Look over the lines below. Report each one that includes the string "PERPETUAL".

↓

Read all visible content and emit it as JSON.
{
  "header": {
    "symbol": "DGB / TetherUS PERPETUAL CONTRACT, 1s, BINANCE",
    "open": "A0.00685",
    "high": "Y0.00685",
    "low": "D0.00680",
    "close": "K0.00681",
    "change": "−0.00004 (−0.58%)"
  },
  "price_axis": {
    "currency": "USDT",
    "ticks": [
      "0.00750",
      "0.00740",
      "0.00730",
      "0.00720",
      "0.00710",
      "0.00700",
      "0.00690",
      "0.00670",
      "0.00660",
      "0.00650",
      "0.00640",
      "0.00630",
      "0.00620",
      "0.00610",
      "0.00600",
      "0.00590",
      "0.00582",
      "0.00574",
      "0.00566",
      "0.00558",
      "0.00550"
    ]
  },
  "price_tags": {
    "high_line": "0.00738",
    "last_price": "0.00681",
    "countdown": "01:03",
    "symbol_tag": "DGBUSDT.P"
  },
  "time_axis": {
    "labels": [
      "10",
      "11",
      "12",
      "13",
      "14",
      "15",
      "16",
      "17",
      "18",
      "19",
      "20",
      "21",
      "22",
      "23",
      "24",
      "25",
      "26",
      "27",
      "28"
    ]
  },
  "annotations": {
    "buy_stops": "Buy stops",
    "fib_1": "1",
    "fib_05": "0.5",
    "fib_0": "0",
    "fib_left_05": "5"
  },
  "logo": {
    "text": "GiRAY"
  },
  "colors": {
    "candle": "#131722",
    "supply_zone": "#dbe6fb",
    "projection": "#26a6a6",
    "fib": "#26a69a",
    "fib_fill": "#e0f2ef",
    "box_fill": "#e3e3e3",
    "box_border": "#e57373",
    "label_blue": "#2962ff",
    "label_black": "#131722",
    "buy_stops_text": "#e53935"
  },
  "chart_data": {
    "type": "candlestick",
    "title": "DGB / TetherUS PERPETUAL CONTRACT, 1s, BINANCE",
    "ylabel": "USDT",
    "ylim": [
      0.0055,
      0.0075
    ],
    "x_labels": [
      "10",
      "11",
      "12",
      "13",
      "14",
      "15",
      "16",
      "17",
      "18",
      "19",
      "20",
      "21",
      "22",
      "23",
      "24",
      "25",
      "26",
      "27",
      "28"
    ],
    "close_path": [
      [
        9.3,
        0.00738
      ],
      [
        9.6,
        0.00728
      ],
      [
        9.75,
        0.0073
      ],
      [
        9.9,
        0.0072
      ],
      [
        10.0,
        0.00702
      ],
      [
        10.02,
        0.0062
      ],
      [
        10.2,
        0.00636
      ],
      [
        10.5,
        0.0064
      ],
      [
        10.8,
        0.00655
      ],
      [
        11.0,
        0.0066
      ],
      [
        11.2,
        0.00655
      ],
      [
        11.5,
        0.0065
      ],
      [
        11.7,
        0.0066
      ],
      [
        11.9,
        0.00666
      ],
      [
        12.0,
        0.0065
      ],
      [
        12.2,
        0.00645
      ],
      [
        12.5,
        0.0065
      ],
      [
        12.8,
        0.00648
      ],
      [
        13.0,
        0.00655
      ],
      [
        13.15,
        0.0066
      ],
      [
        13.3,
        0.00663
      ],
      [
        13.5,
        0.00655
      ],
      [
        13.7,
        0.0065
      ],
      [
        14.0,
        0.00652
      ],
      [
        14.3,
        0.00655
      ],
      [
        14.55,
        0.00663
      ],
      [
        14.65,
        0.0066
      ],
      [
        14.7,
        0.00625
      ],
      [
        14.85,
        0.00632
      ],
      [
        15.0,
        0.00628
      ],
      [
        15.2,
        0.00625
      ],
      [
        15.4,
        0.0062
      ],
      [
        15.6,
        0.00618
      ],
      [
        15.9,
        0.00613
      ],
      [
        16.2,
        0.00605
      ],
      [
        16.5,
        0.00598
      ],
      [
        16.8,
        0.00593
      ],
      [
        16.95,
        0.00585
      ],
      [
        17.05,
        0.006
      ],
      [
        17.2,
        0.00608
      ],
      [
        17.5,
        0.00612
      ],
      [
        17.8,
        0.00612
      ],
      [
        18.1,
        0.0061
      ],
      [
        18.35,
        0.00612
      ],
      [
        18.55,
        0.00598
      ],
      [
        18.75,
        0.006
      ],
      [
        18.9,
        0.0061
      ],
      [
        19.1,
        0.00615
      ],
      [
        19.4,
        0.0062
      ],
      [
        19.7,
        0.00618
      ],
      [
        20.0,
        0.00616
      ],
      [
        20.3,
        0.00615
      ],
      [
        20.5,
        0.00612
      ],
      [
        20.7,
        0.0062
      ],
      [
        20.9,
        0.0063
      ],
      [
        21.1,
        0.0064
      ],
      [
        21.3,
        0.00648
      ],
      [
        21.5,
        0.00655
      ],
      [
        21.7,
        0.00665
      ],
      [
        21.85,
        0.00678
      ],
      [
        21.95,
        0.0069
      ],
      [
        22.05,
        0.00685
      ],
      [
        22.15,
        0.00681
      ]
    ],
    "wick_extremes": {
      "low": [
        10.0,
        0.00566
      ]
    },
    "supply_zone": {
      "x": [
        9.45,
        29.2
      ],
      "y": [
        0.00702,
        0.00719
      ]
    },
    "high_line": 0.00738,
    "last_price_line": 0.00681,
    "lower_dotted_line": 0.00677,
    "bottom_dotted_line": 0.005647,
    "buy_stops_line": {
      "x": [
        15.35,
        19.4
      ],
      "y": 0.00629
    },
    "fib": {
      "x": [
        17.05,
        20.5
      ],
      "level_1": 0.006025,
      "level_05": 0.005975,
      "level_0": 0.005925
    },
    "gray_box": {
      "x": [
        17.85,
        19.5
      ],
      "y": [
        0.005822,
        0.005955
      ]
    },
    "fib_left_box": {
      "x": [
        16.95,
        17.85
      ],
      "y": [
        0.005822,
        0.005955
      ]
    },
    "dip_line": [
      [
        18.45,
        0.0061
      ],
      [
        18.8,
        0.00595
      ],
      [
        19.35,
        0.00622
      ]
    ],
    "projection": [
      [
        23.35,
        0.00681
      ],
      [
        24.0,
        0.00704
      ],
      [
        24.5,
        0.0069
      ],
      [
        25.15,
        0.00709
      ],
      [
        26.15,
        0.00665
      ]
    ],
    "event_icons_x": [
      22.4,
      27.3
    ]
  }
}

↑

**Solution for this task:**
    "symbol": "DGB / TetherUS PERPETUAL CONTRACT, 1s, BINANCE",
    "title": "DGB / TetherUS PERPETUAL CONTRACT, 1s, BINANCE",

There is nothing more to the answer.